**Directions:** Here are some records; quote them exactly, leaving out the pictures.

Figure data in JSON:
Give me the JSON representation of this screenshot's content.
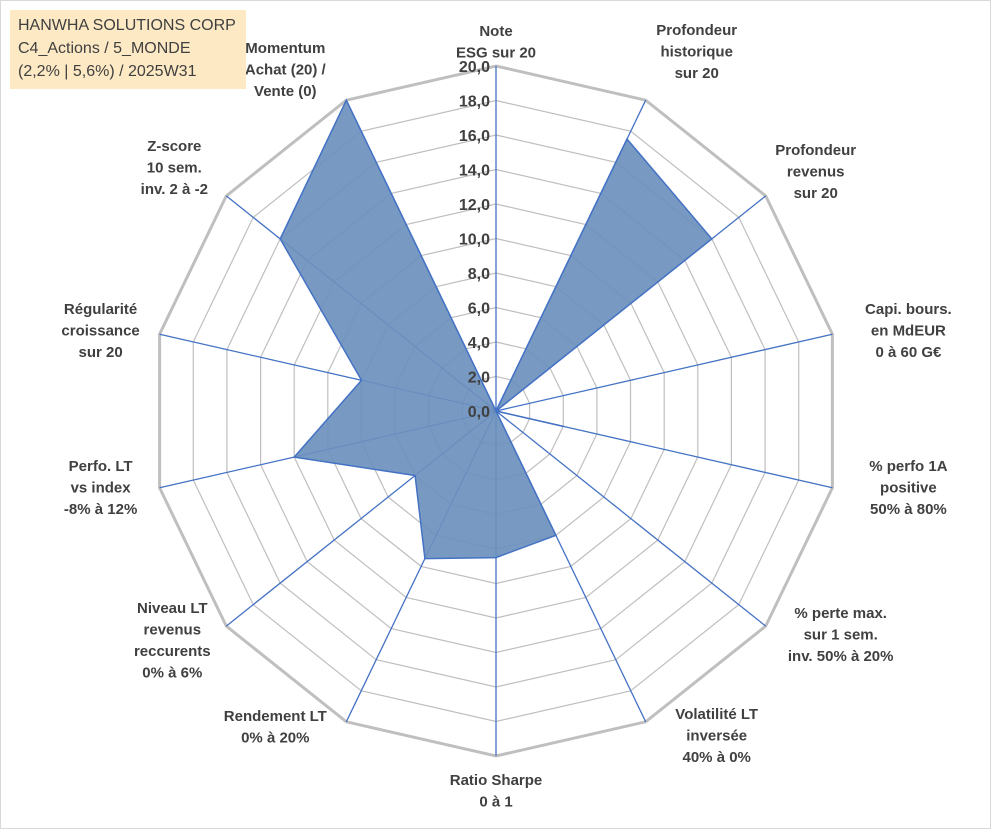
{
  "title_box": {
    "line1": "HANWHA SOLUTIONS CORP",
    "line2": "C4_Actions / 5_MONDE",
    "line3": "(2,2% | 5,6%) / 2025W31"
  },
  "chart_data": {
    "type": "radar",
    "title": "HANWHA SOLUTIONS CORP",
    "rlim": [
      0,
      20
    ],
    "rticks": [
      "0,0",
      "2,0",
      "4,0",
      "6,0",
      "8,0",
      "10,0",
      "12,0",
      "14,0",
      "16,0",
      "18,0",
      "20,0"
    ],
    "grid": true,
    "colors": {
      "fill": "#6d90bd",
      "stroke": "#4472c4",
      "grid": "#bfbfbf",
      "spoke": "#4472c4"
    },
    "categories": [
      [
        "Note",
        "ESG sur 20"
      ],
      [
        "Profondeur",
        "historique",
        "sur 20"
      ],
      [
        "Profondeur",
        "revenus",
        "sur 20"
      ],
      [
        "Capi. bours.",
        "en MdEUR",
        "0 à 60 G€"
      ],
      [
        "% perfo 1A",
        "positive",
        "50% à 80%"
      ],
      [
        "% perte max.",
        "sur 1 sem.",
        "inv. 50% à 20%"
      ],
      [
        "Volatilité LT",
        "inversée",
        "40% à 0%"
      ],
      [
        "Ratio Sharpe",
        "0 à 1"
      ],
      [
        "Rendement LT",
        "0% à 20%"
      ],
      [
        "Niveau LT",
        "revenus",
        "reccurents",
        "0% à 6%"
      ],
      [
        "Perfo. LT",
        "vs index",
        "-8% à 12%"
      ],
      [
        "Régularité",
        "croissance",
        "sur 20"
      ],
      [
        "Z-score",
        "10 sem.",
        "inv. 2 à -2"
      ],
      [
        "Momentum",
        "Achat (20) /",
        "Vente (0)"
      ]
    ],
    "series": [
      {
        "values": [
          0.0,
          17.5,
          16.0,
          0.0,
          4.0,
          0.0,
          8.0,
          8.5,
          9.5,
          6.0,
          12.0,
          8.0,
          16.0,
          20.0
        ]
      }
    ]
  }
}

**Complete response:**
Give me the JSON representation of this screenshot's content.
{
  "title_box": {
    "line1": "HANWHA SOLUTIONS CORP",
    "line2": "C4_Actions / 5_MONDE",
    "line3": "(2,2% | 5,6%) / 2025W31"
  },
  "chart_data": {
    "type": "radar",
    "title": "HANWHA SOLUTIONS CORP",
    "rlim": [
      0,
      20
    ],
    "rticks": [
      "0,0",
      "2,0",
      "4,0",
      "6,0",
      "8,0",
      "10,0",
      "12,0",
      "14,0",
      "16,0",
      "18,0",
      "20,0"
    ],
    "grid": true,
    "colors": {
      "fill": "#6d90bd",
      "stroke": "#4472c4",
      "grid": "#bfbfbf",
      "spoke": "#4472c4"
    },
    "categories": [
      [
        "Note",
        "ESG sur 20"
      ],
      [
        "Profondeur",
        "historique",
        "sur 20"
      ],
      [
        "Profondeur",
        "revenus",
        "sur 20"
      ],
      [
        "Capi. bours.",
        "en MdEUR",
        "0 à 60 G€"
      ],
      [
        "% perfo 1A",
        "positive",
        "50% à 80%"
      ],
      [
        "% perte max.",
        "sur 1 sem.",
        "inv. 50% à 20%"
      ],
      [
        "Volatilité LT",
        "inversée",
        "40% à 0%"
      ],
      [
        "Ratio Sharpe",
        "0 à 1"
      ],
      [
        "Rendement LT",
        "0% à 20%"
      ],
      [
        "Niveau LT",
        "revenus",
        "reccurents",
        "0% à 6%"
      ],
      [
        "Perfo. LT",
        "vs index",
        "-8% à 12%"
      ],
      [
        "Régularité",
        "croissance",
        "sur 20"
      ],
      [
        "Z-score",
        "10 sem.",
        "inv. 2 à -2"
      ],
      [
        "Momentum",
        "Achat (20) /",
        "Vente (0)"
      ]
    ],
    "series": [
      {
        "values": [
          0.0,
          17.5,
          16.0,
          0.0,
          4.0,
          0.0,
          8.0,
          8.5,
          9.5,
          6.0,
          12.0,
          8.0,
          16.0,
          20.0
        ]
      }
    ]
  }
}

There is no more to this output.